IV. Comment oublierais-je, enfin, que la Révolution a posé parmi ses dogmes, à côté du progrès, la tolérance ?

C’est parce qu’elle est tolérante que, tout en reprenant au clergé des biens mal acquis, elle lui a alloué un budget ; parce qu’elle est tolérante, qu’étrangère elle-même à tout mysticisme elle a voulu faire l’Église à son image en lui donnant une constitution ; parce qu’elle est tolérante, que plus tard elle a consenti, en faveur de cette Église malveillante, un concordat, et qu’elle a reçu par deux fois son serment. La Révolution n’a pas voulu faire violence à la pensée religieuse, mutiler l’humanité. Comme elle avait converti la royauté à son principe, elle a essayé de convertir aussi le sacerdoce : prêtres et monarques, elle s’est fait un honneur de vous prendre pour ses hérauts ; tous vous avez abjuré, à sa demande, le droit divin ; tous, depuis 1789 et 1802, vous êtes révolutionnaires.

---+---

## Consigne A
Pour chacune des affirmations suivantes, dites si elle concorde avec le passage sur la Révolution et la tolérance, en citant à l'identique les mots du texte qui tranchent : (i) la Révolution a repris au clergé des biens sans lui accorder de budget ; (ii) la Révolution a reçu deux fois le serment de l'Église ; (iii) la Révolution a placé la tolérance parmi ses dogmes, à côté du progrès.
## Consigne B
Recopiez le passage sur la Révolution et la tolérance, en commençant à « C’est parce qu’elle » et en terminant à « vous êtes révolutionnaires. ».
## Consigne C
Rédigez la suite du passage sur la Révolution et la tolérance, à partir de sa dernière phrase.

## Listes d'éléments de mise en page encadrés
---+---

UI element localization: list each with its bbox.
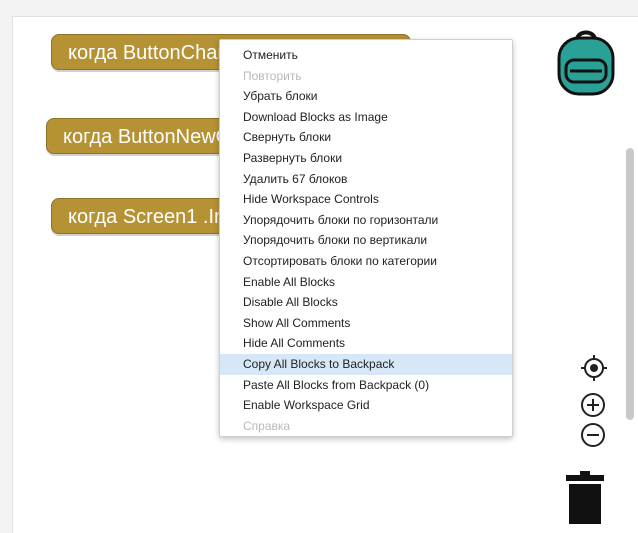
- context-menu-item[interactable]: Убрать блоки: [220, 86, 512, 107]
- context-menu-item[interactable]: Show All Comments: [220, 313, 512, 334]
- context-menu-item: Повторить: [243, 68, 302, 83]
- context-menu-item[interactable]: Download Blocks as Image: [220, 107, 512, 128]
- backpack-icon[interactable]: [553, 28, 619, 103]
- context-menu-item[interactable]: Hide Workspace Controls: [220, 189, 512, 210]
- context-menu-item[interactable]: Свернуть блоки: [220, 127, 512, 148]
- context-menu-item: Справка: [243, 418, 291, 433]
- context-menu-item[interactable]: Paste All Blocks from Backpack (0): [220, 375, 512, 396]
- zoom-in-icon[interactable]: [580, 392, 606, 423]
- context-menu-item[interactable]: Упорядочить блоки по вертикали: [220, 230, 512, 251]
- context-menu-item[interactable]: Упорядочить блоки по горизонтали: [220, 210, 512, 231]
- zoom-out-icon[interactable]: [580, 422, 606, 453]
- context-menu-item[interactable]: Enable Workspace Grid: [220, 395, 512, 416]
- context-menu-item[interactable]: Удалить 67 блоков: [220, 169, 512, 190]
- trash-icon[interactable]: [565, 471, 605, 530]
- context-menu-item[interactable]: Отсортировать блоки по категории: [220, 251, 512, 272]
- context-menu-item[interactable]: Enable All Blocks: [220, 272, 512, 293]
- context-menu-item[interactable]: Copy All Blocks to Backpack: [220, 353, 512, 375]
- context-menu: Отменить Повторить Убрать блоки Download Bl…: [219, 39, 513, 437]
- context-menu-item[interactable]: Disable All Blocks: [220, 292, 512, 313]
- context-menu-item[interactable]: Отменить: [220, 45, 512, 66]
- vertical-scrollbar[interactable]: [626, 148, 634, 420]
- context-menu-item[interactable]: Hide All Comments: [220, 333, 512, 354]
- target-icon[interactable]: [580, 354, 608, 387]
- context-menu-item[interactable]: Развернуть блоки: [220, 148, 512, 169]
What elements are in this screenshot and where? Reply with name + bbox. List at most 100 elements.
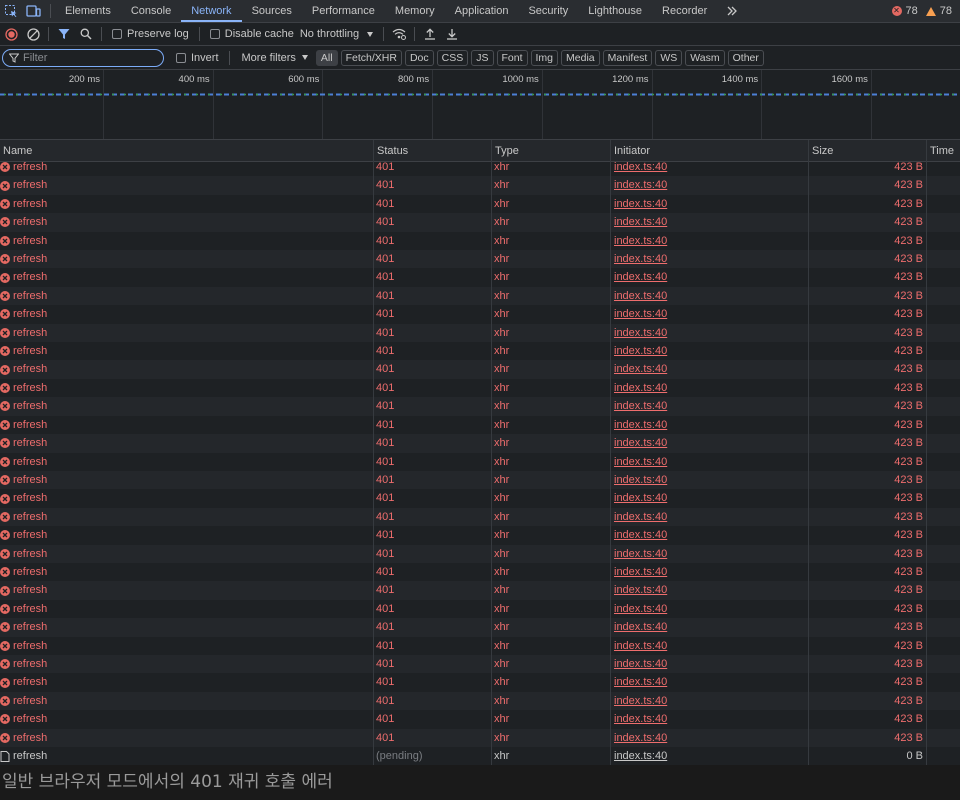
disable-cache-checkbox[interactable]: Disable cache: [204, 28, 300, 40]
request-name-cell[interactable]: refresh: [0, 176, 372, 194]
request-row[interactable]: refresh 401 xhr index.ts:40 423 B: [0, 691, 960, 711]
request-row[interactable]: refresh 401 xhr index.ts:40 423 B: [0, 397, 960, 416]
tab-application[interactable]: Application: [445, 0, 519, 22]
filter-chip-css[interactable]: CSS: [436, 49, 469, 66]
request-name-cell[interactable]: refresh: [0, 600, 372, 618]
filter-chip-ws[interactable]: WS: [655, 49, 683, 66]
request-name-cell[interactable]: refresh: [0, 673, 372, 691]
tab-lighthouse[interactable]: Lighthouse: [578, 0, 652, 22]
request-row[interactable]: refresh 401 xhr index.ts:40 423 B: [0, 176, 960, 195]
request-name-cell[interactable]: refresh: [0, 471, 372, 489]
request-initiator-link[interactable]: index.ts:40: [614, 747, 804, 765]
device-toolbar-icon[interactable]: [22, 0, 44, 22]
request-row[interactable]: refresh 401 xhr index.ts:40 423 B: [0, 250, 960, 269]
request-initiator-link[interactable]: index.ts:40: [614, 729, 804, 747]
request-row[interactable]: refresh 401 xhr index.ts:40 423 B: [0, 618, 960, 637]
double-chevron-right-icon[interactable]: [721, 0, 743, 22]
tab-elements[interactable]: Elements: [55, 0, 121, 22]
request-initiator-link[interactable]: index.ts:40: [614, 600, 804, 618]
request-initiator-link[interactable]: index.ts:40: [614, 342, 804, 360]
filter-chip-other[interactable]: Other: [727, 49, 764, 66]
request-initiator-link[interactable]: index.ts:40: [614, 508, 804, 526]
column-status[interactable]: Status: [374, 140, 408, 162]
filter-chip-doc[interactable]: Doc: [404, 49, 434, 66]
request-initiator-link[interactable]: index.ts:40: [614, 324, 804, 342]
request-name-cell[interactable]: refresh: [0, 453, 372, 471]
network-conditions-icon[interactable]: [388, 23, 410, 45]
request-row[interactable]: refresh 401 xhr index.ts:40 423 B: [0, 581, 960, 600]
request-row[interactable]: refresh 401 xhr index.ts:40 423 B: [0, 434, 960, 453]
request-row[interactable]: refresh 401 xhr index.ts:40 423 B: [0, 544, 960, 563]
inspect-element-icon[interactable]: [0, 0, 22, 22]
filter-chip-all[interactable]: All: [315, 49, 338, 66]
request-name-cell[interactable]: refresh: [0, 195, 372, 213]
request-name-cell[interactable]: refresh: [0, 618, 372, 636]
filter-input[interactable]: [23, 51, 153, 64]
filter-chip-media[interactable]: Media: [561, 49, 600, 66]
tab-recorder[interactable]: Recorder: [652, 0, 717, 22]
request-initiator-link[interactable]: index.ts:40: [614, 360, 804, 378]
tab-security[interactable]: Security: [518, 0, 578, 22]
request-row[interactable]: refresh 401 xhr index.ts:40 423 B: [0, 526, 960, 545]
request-name-cell[interactable]: refresh: [0, 581, 372, 599]
request-name-cell[interactable]: refresh: [0, 324, 372, 342]
request-name-cell[interactable]: refresh: [0, 655, 372, 673]
column-divider[interactable]: [808, 140, 809, 765]
request-row[interactable]: refresh 401 xhr index.ts:40 423 B: [0, 636, 960, 655]
column-type[interactable]: Type: [492, 140, 519, 162]
issue-counts[interactable]: ✕ 78 78: [891, 0, 952, 22]
request-name-cell[interactable]: refresh: [0, 232, 372, 250]
preserve-log-checkbox[interactable]: Preserve log: [106, 28, 195, 40]
filter-chip-js[interactable]: JS: [471, 49, 494, 66]
request-initiator-link[interactable]: index.ts:40: [614, 176, 804, 194]
request-row[interactable]: refresh (pending) xhr index.ts:40 0 B: [0, 747, 960, 765]
clear-icon[interactable]: [22, 23, 44, 45]
filter-chip-fetchxhr[interactable]: Fetch/XHR: [340, 49, 402, 66]
request-row[interactable]: refresh 401 xhr index.ts:40 423 B: [0, 378, 960, 398]
request-name-cell[interactable]: refresh: [0, 692, 372, 710]
request-initiator-link[interactable]: index.ts:40: [614, 268, 804, 286]
tab-memory[interactable]: Memory: [385, 0, 445, 22]
request-name-cell[interactable]: refresh: [0, 508, 372, 526]
request-name-cell[interactable]: refresh: [0, 434, 372, 452]
request-row[interactable]: refresh 401 xhr index.ts:40 423 B: [0, 673, 960, 692]
request-initiator-link[interactable]: index.ts:40: [614, 195, 804, 213]
tab-network[interactable]: Network: [181, 0, 242, 22]
request-initiator-link[interactable]: index.ts:40: [614, 434, 804, 452]
tab-console[interactable]: Console: [121, 0, 181, 22]
request-row[interactable]: refresh 401 xhr index.ts:40 423 B: [0, 507, 960, 527]
request-name-cell[interactable]: refresh: [0, 379, 372, 397]
request-name-cell[interactable]: refresh: [0, 397, 372, 415]
request-row[interactable]: refresh 401 xhr index.ts:40 423 B: [0, 323, 960, 343]
column-divider[interactable]: [926, 140, 927, 765]
export-har-icon[interactable]: [441, 23, 463, 45]
column-name[interactable]: Name: [0, 140, 32, 162]
request-name-cell[interactable]: refresh: [0, 545, 372, 563]
request-row[interactable]: refresh 401 xhr index.ts:40 423 B: [0, 213, 960, 232]
request-initiator-link[interactable]: index.ts:40: [614, 397, 804, 415]
request-initiator-link[interactable]: index.ts:40: [614, 618, 804, 636]
request-row[interactable]: refresh 401 xhr index.ts:40 423 B: [0, 654, 960, 674]
request-initiator-link[interactable]: index.ts:40: [614, 416, 804, 434]
column-divider[interactable]: [373, 140, 374, 765]
invert-checkbox[interactable]: Invert: [170, 52, 225, 64]
more-filters-dropdown[interactable]: More filters: [234, 52, 316, 64]
request-row[interactable]: refresh 401 xhr index.ts:40 423 B: [0, 342, 960, 361]
request-initiator-link[interactable]: index.ts:40: [614, 213, 804, 231]
filter-icon[interactable]: [53, 23, 75, 45]
request-row[interactable]: refresh 401 xhr index.ts:40 423 B: [0, 286, 960, 306]
request-initiator-link[interactable]: index.ts:40: [614, 232, 804, 250]
request-initiator-link[interactable]: index.ts:40: [614, 655, 804, 673]
request-row[interactable]: refresh 401 xhr index.ts:40 423 B: [0, 415, 960, 435]
throttling-select[interactable]: No throttling: [294, 28, 379, 40]
request-name-cell[interactable]: refresh: [0, 489, 372, 507]
request-name-cell[interactable]: refresh: [0, 213, 372, 231]
request-initiator-link[interactable]: index.ts:40: [614, 250, 804, 268]
request-row[interactable]: refresh 401 xhr index.ts:40 423 B: [0, 728, 960, 747]
request-name-cell[interactable]: refresh: [0, 287, 372, 305]
request-name-cell[interactable]: refresh: [0, 710, 372, 728]
request-row[interactable]: refresh 401 xhr index.ts:40 423 B: [0, 194, 960, 214]
request-row[interactable]: refresh 401 xhr index.ts:40 423 B: [0, 452, 960, 471]
column-divider[interactable]: [610, 140, 611, 765]
checkbox-box[interactable]: [112, 29, 122, 39]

---+---

## Résultat A
(i) Non : « tout en reprenant au clergé des biens mal acquis, elle lui a alloué un budget »
(ii) Oui : « qu’elle a reçu par deux fois son serment »
(iii) Oui : « la Révolution a posé parmi ses dogmes, à côté du progrès, la tolérance »

## Résultat B
C’est parce qu’elle est tolérante que, tout en reprenant au clergé des biens mal acquis, elle lui a alloué un budget ; parce qu’elle est tolérante, qu’étrangère elle-même à tout mysticisme elle a voulu faire l’Église à son image en lui donnant une constitution ; parce qu’elle est tolérante, que plus tard elle a consenti, en faveur de cette Église malveillante, un concordat, et qu’elle a reçu par deux fois son serment. La Révolution n’a pas voulu faire violence à la pensée religieuse, mutiler l’humanité. Comme elle avait converti la royauté à son principe, elle a essayé de convertir aussi le sacerdoce : prêtres et monarques, elle s’est fait un honneur de vous prendre pour ses hérauts ; tous vous avez abjuré, à sa demande, le droit divin ; tous, depuis 1789 et 1802, vous êtes révolutionnaires.

## Résultat C
Après tout, Monseigneur, s’il y a blasphème, le péché est vôtre : quand la Révolution est venue affranchir la Justice de la religion, la morale de la théologie, qu’a-t-elle fait autre chose que de mettre en pratique les maximes de vos ascètes, disant que l’amour de Dieu se suffit à lui-même, et tient lieu du reste ; qu’avec l’amour pur de Dieu il n’est besoin ni de culte, ni de sacrements, ni de récompenses ? L’amour gratuit de Dieu, l’anéantissement en Dieu, est le principe par excellence de l’ascétisme : c’est le principe qui a donné naissance à la réforme de Bouddha ; on le retrouve au fond de toutes les religions.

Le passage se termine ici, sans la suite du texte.